## Start DATASET

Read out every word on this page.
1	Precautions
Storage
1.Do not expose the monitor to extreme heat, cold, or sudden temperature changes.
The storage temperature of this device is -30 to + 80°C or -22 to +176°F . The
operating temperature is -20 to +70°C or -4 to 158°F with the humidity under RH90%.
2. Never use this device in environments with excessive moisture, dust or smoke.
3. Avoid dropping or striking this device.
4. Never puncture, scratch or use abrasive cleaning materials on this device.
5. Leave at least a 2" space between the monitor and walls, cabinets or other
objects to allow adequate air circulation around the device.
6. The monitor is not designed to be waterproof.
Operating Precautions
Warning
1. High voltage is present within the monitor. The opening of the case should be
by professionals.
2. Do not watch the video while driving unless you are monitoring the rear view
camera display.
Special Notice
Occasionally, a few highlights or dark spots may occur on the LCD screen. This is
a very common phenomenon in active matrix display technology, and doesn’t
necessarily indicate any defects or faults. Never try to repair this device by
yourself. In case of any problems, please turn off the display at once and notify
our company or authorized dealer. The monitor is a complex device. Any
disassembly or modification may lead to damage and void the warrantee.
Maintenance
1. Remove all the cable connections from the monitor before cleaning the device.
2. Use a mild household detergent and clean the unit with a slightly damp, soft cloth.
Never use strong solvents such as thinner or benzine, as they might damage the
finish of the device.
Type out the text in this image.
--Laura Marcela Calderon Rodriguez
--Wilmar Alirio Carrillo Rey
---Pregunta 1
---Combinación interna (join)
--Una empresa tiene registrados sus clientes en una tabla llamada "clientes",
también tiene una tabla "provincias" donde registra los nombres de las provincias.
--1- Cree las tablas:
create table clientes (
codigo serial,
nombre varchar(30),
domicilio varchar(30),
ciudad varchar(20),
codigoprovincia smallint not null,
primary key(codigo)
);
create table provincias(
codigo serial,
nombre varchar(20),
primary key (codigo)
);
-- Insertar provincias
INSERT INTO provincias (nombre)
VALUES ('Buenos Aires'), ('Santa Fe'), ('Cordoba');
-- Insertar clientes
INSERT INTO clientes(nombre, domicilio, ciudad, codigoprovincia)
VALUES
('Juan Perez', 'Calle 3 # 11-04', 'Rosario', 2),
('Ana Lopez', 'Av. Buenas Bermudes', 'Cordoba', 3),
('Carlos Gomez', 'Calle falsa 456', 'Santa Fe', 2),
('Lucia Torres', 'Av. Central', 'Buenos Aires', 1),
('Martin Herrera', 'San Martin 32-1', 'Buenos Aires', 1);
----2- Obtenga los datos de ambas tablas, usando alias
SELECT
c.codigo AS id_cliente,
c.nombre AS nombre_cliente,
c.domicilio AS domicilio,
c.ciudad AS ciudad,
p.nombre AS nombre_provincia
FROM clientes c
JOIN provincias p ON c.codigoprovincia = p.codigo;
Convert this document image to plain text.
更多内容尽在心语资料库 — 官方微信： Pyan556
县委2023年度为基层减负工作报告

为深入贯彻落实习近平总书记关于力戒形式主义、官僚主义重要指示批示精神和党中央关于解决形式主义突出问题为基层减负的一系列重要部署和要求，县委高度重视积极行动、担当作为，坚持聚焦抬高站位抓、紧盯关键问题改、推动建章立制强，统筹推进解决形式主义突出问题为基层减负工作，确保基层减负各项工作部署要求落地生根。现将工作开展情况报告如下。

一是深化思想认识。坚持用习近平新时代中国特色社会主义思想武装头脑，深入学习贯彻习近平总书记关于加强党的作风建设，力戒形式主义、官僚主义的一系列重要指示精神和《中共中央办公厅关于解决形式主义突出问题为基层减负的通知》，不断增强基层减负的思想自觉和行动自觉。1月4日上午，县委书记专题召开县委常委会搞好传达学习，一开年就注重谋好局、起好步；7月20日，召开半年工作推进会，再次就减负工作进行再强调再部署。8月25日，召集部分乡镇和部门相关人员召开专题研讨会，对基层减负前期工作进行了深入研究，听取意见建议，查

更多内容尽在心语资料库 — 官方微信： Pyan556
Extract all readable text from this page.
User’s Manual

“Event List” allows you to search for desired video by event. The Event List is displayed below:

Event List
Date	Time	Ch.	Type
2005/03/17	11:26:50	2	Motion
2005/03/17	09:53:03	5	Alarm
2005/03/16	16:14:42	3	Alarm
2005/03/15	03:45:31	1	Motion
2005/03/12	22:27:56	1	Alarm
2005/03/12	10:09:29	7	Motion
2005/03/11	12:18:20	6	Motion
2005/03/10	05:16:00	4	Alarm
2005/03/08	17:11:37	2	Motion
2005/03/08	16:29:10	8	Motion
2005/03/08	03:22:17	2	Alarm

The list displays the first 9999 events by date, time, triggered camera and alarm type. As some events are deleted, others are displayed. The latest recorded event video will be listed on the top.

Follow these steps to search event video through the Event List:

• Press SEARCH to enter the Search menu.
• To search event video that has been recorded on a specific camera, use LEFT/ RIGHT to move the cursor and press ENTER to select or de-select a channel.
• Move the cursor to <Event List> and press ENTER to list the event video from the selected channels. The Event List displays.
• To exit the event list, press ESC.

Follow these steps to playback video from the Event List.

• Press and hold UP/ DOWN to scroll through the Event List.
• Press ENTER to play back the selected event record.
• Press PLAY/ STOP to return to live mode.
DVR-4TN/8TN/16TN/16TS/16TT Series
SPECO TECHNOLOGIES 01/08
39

## End DATASET

> REQUIRED TASK: Print out every entry, keeping each one exact.

> RIGHT ANSWER:
Read out every word on this page.
1	Precautions
Storage
1.Do not expose the monitor to extreme heat, cold, or sudden temperature changes.
The storage temperature of this device is -30 to + 80°C or -22 to +176°F . The
operating temperature is -20 to +70°C or -4 to 158°F with the humidity under RH90%.
2. Never use this device in environments with excessive moisture, dust or smoke.
3. Avoid dropping or striking this device.
4. Never puncture, scratch or use abrasive cleaning materials on this device.
5. Leave at least a 2" space between the monitor and walls, cabinets or other
objects to allow adequate air circulation around the device.
6. The monitor is not designed to be waterproof.
Operating Precautions
Warning
1. High voltage is present within the monitor. The opening of the case should be
by professionals.
2. Do not watch the video while driving unless you are monitoring the rear view
camera display.
Special Notice
Occasionally, a few highlights or dark spots may occur on the LCD screen. This is
a very common phenomenon in active matrix display technology, and doesn’t
necessarily indicate any defects or faults. Never try to repair this device by
yourself. In case of any problems, please turn off the display at once and notify
our company or authorized dealer. The monitor is a complex device. Any
disassembly or modification may lead to damage and void the warrantee.
Maintenance
1. Remove all the cable connections from the monitor before cleaning the device.
2. Use a mild household detergent and clean the unit with a slightly damp, soft cloth.
Never use strong solvents such as thinner or benzine, as they might damage the
finish of the device.
Type out the text in this image.
--Laura Marcela Calderon Rodriguez
--Wilmar Alirio Carrillo Rey
---Pregunta 1
---Combinación interna (join)
--Una empresa tiene registrados sus clientes en una tabla llamada "clientes",
también tiene una tabla "provincias" donde registra los nombres de las provincias.
--1- Cree las tablas:
create table clientes (
codigo serial,
nombre varchar(30),
domicilio varchar(30),
ciudad varchar(20),
codigoprovincia smallint not null,
primary key(codigo)
);
create table provincias(
codigo serial,
nombre varchar(20),
primary key (codigo)
);
-- Insertar provincias
INSERT INTO provincias (nombre)
VALUES ('Buenos Aires'), ('Santa Fe'), ('Cordoba');
-- Insertar clientes
INSERT INTO clientes(nombre, domicilio, ciudad, codigoprovincia)
VALUES
('Juan Perez', 'Calle 3 # 11-04', 'Rosario', 2),
('Ana Lopez', 'Av. Buenas Bermudes', 'Cordoba', 3),
('Carlos Gomez', 'Calle falsa 456', 'Santa Fe', 2),
('Lucia Torres', 'Av. Central', 'Buenos Aires', 1),
('Martin Herrera', 'San Martin 32-1', 'Buenos Aires', 1);
----2- Obtenga los datos de ambas tablas, usando alias
SELECT
c.codigo AS id_cliente,
c.nombre AS nombre_cliente,
c.domicilio AS domicilio,
c.ciudad AS ciudad,
p.nombre AS nombre_provincia
FROM clientes c
JOIN provincias p ON c.codigoprovincia = p.codigo;
Convert this document image to plain text.
更多内容尽在心语资料库 — 官方微信： Pyan556
县委2023年度为基层减负工作报告

为深入贯彻落实习近平总书记关于力戒形式主义、官僚主义重要指示批示精神和党中央关于解决形式主义突出问题为基层减负的一系列重要部署和要求，县委高度重视积极行动、担当作为，坚持聚焦抬高站位抓、紧盯关键问题改、推动建章立制强，统筹推进解决形式主义突出问题为基层减负工作，确保基层减负各项工作部署要求落地生根。现将工作开展情况报告如下。

一是深化思想认识。坚持用习近平新时代中国特色社会主义思想武装头脑，深入学习贯彻习近平总书记关于加强党的作风建设，力戒形式主义、官僚主义的一系列重要指示精神和《中共中央办公厅关于解决形式主义突出问题为基层减负的通知》，不断增强基层减负的思想自觉和行动自觉。1月4日上午，县委书记专题召开县委常委会搞好传达学习，一开年就注重谋好局、起好步；7月20日，召开半年工作推进会，再次就减负工作进行再强调再部署。8月25日，召集部分乡镇和部门相关人员召开专题研讨会，对基层减负前期工作进行了深入研究，听取意见建议，查

更多内容尽在心语资料库 — 官方微信： Pyan556
Extract all readable text from this page.
User’s Manual

“Event List” allows you to search for desired video by event. The Event List is displayed below:

Event List
Date	Time	Ch.	Type
2005/03/17	11:26:50	2	Motion
2005/03/17	09:53:03	5	Alarm
2005/03/16	16:14:42	3	Alarm
2005/03/15	03:45:31	1	Motion
2005/03/12	22:27:56	1	Alarm
2005/03/12	10:09:29	7	Motion
2005/03/11	12:18:20	6	Motion
2005/03/10	05:16:00	4	Alarm
2005/03/08	17:11:37	2	Motion
2005/03/08	16:29:10	8	Motion
2005/03/08	03:22:17	2	Alarm

The list displays the first 9999 events by date, time, triggered camera and alarm type. As some events are deleted, others are displayed. The latest recorded event video will be listed on the top.

Follow these steps to search event video through the Event List:

• Press SEARCH to enter the Search menu.
• To search event video that has been recorded on a specific camera, use LEFT/ RIGHT to move the cursor and press ENTER to select or de-select a channel.
• Move the cursor to <Event List> and press ENTER to list the event video from the selected channels. The Event List displays.
• To exit the event list, press ESC.

Follow these steps to playback video from the Event List.

• Press and hold UP/ DOWN to scroll through the Event List.
• Press ENTER to play back the selected event record.
• Press PLAY/ STOP to return to live mode.
DVR-4TN/8TN/16TN/16TS/16TT Series
SPECO TECHNOLOGIES 01/08
39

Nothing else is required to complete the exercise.